┌────────

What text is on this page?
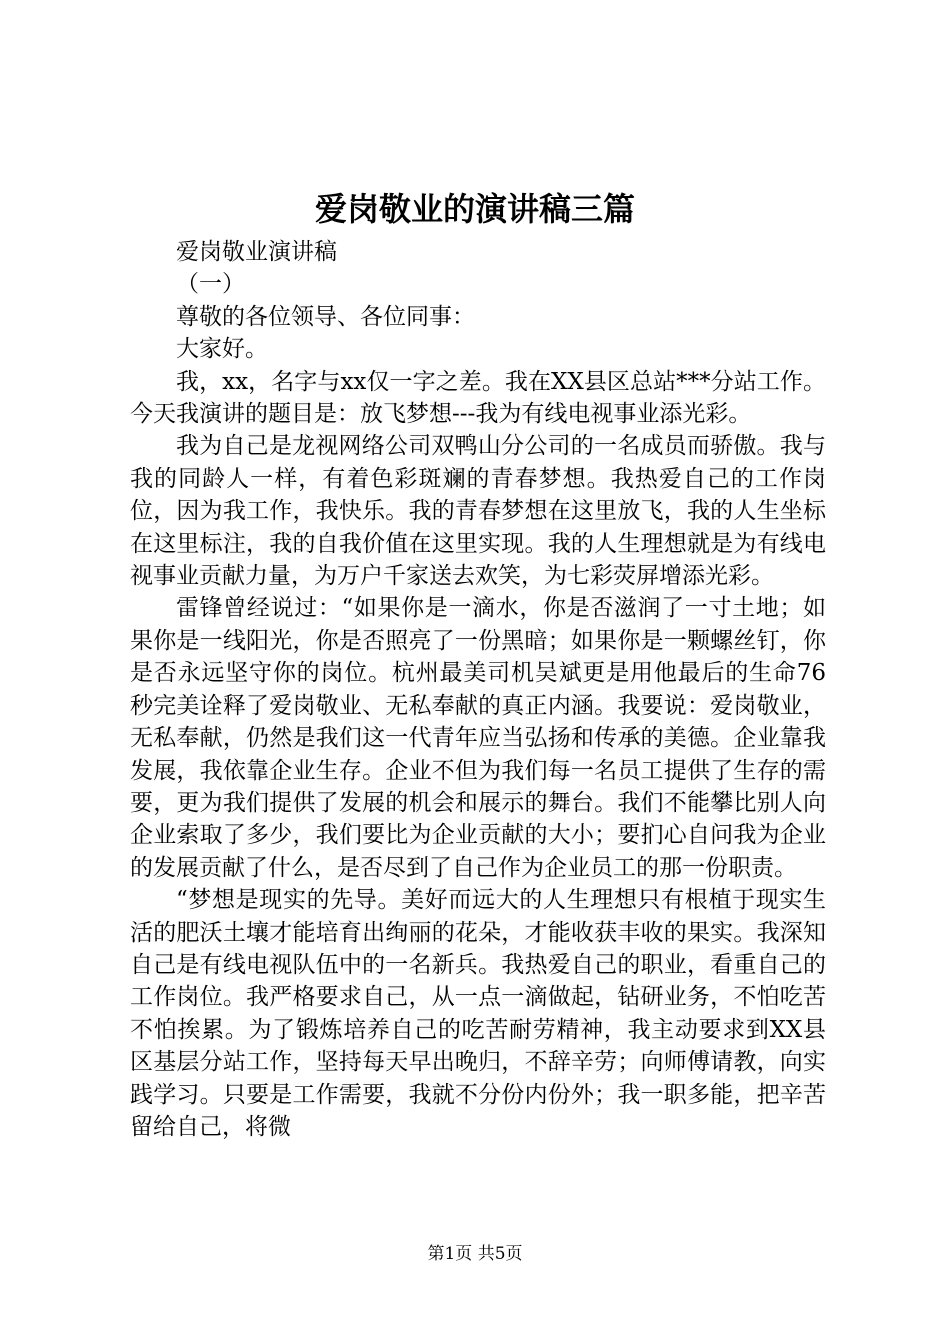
爱岗敬业的演讲稿三篇

爱岗敬业演讲稿

（一）

尊敬的各位领导、各位同事：

大家好。

我，xx，名字与xx仅一字之差。我在XX县区总站***分站工作。今天我演讲的题目是：放飞梦想---我为有线电视事业添光彩。

我为自己是龙视网络公司双鸭山分公司的一名成员而骄傲。我与我的同龄人一样，有着色彩斑斓的青春梦想。我热爱自己的工作岗位，因为我工作，我快乐。我的青春梦想在这里放飞，我的人生坐标在这里标注，我的自我价值在这里实现。我的人生理想就是为有线电视事业贡献力量，为万户千家送去欢笑，为七彩荧屏增添光彩。

雷锋曾经说过：“如果你是一滴水，你是否滋润了一寸土地；如果你是一线阳光，你是否照亮了一份黑暗；如果你是一颗螺丝钉，你是否永远坚守你的岗位。杭州最美司机吴斌更是用他最后的生命76秒完美诠释了爱岗敬业、无私奉献的真正内涵。我要说：爱岗敬业，无私奉献，仍然是我们这一代青年应当弘扬和传承的美德。企业靠我发展，我依靠企业生存。企业不但为我们每一名员工提供了生存的需要，更为我们提供了发展的机会和展示的舞台。我们不能攀比别人向企业索取了多少，我们要比为企业贡献的大小；要扪心自问我为企业的发展贡献了什么，是否尽到了自己作为企业员工的那一份职责。

“梦想是现实的先导。美好而远大的人生理想只有根植于现实生活的肥沃土壤才能培育出绚丽的花朵，才能收获丰收的果实。我深知自己是有线电视队伍中的一名新兵。我热爱自己的职业，看重自己的工作岗位。我严格要求自己，从一点一滴做起，钻研业务，不怕吃苦不怕挨累。为了锻炼培养自己的吃苦耐劳精神，我主动要求到XX县区基层分站工作，坚持每天早出晚归，不辞辛劳；向师傅请教，向实践学习。只要是工作需要，我就不分份内份外；我一职多能，把辛苦留给自己，将微

第1页 共5页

└────────

# WHAT IS BEING ASKED
Give the material again exactly as it is, but keep the pictures out.

# OUTPUT OF THE EXERCISE
What text is on this page?
爱岗敬业的演讲稿三篇

爱岗敬业演讲稿

（一）

尊敬的各位领导、各位同事：

大家好。

我，xx，名字与xx仅一字之差。我在XX县区总站***分站工作。今天我演讲的题目是：放飞梦想---我为有线电视事业添光彩。

我为自己是龙视网络公司双鸭山分公司的一名成员而骄傲。我与我的同龄人一样，有着色彩斑斓的青春梦想。我热爱自己的工作岗位，因为我工作，我快乐。我的青春梦想在这里放飞，我的人生坐标在这里标注，我的自我价值在这里实现。我的人生理想就是为有线电视事业贡献力量，为万户千家送去欢笑，为七彩荧屏增添光彩。

雷锋曾经说过：“如果你是一滴水，你是否滋润了一寸土地；如果你是一线阳光，你是否照亮了一份黑暗；如果你是一颗螺丝钉，你是否永远坚守你的岗位。杭州最美司机吴斌更是用他最后的生命76秒完美诠释了爱岗敬业、无私奉献的真正内涵。我要说：爱岗敬业，无私奉献，仍然是我们这一代青年应当弘扬和传承的美德。企业靠我发展，我依靠企业生存。企业不但为我们每一名员工提供了生存的需要，更为我们提供了发展的机会和展示的舞台。我们不能攀比别人向企业索取了多少，我们要比为企业贡献的大小；要扪心自问我为企业的发展贡献了什么，是否尽到了自己作为企业员工的那一份职责。

“梦想是现实的先导。美好而远大的人生理想只有根植于现实生活的肥沃土壤才能培育出绚丽的花朵，才能收获丰收的果实。我深知自己是有线电视队伍中的一名新兵。我热爱自己的职业，看重自己的工作岗位。我严格要求自己，从一点一滴做起，钻研业务，不怕吃苦不怕挨累。为了锻炼培养自己的吃苦耐劳精神，我主动要求到XX县区基层分站工作，坚持每天早出晚归，不辞辛劳；向师傅请教，向实践学习。只要是工作需要，我就不分份内份外；我一职多能，把辛苦留给自己，将微

第1页 共5页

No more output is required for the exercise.